*** Information provided Section Begins ***

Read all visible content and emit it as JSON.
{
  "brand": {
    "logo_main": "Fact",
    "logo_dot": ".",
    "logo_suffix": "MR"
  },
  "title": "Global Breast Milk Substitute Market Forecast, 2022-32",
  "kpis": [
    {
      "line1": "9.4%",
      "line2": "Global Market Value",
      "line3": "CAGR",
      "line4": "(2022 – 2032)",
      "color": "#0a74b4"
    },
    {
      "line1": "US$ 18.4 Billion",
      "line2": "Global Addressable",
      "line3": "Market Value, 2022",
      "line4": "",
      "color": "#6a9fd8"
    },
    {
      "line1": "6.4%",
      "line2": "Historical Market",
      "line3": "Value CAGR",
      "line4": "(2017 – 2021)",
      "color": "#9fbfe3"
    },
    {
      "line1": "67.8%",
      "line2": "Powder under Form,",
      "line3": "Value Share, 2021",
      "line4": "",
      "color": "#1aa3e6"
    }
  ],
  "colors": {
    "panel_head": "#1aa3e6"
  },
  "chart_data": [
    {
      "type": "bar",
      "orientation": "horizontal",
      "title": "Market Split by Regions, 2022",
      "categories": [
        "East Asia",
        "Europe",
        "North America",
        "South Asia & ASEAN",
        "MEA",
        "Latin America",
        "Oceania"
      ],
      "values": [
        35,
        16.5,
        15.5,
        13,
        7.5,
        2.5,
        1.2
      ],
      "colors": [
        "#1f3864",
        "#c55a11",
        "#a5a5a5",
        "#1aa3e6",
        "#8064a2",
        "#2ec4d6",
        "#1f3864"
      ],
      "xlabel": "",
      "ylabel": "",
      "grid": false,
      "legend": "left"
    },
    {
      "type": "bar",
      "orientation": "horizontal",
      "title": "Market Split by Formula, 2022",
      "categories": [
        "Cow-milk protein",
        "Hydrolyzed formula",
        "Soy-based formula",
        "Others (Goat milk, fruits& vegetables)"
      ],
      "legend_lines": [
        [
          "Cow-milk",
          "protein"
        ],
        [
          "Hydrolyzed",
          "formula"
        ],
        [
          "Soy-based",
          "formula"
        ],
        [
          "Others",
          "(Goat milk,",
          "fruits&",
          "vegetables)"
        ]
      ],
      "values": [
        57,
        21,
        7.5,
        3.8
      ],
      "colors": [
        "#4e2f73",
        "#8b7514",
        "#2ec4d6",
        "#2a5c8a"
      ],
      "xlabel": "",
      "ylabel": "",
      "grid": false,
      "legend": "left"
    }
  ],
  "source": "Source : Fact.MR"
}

*** Information provided Section Ends ***

■ **What to do**
Each line in the listing above that contains "Others" should be copied.

■ **Answer to this exercise**
        "Others (Goat milk, fruits& vegetables)"
          "Others",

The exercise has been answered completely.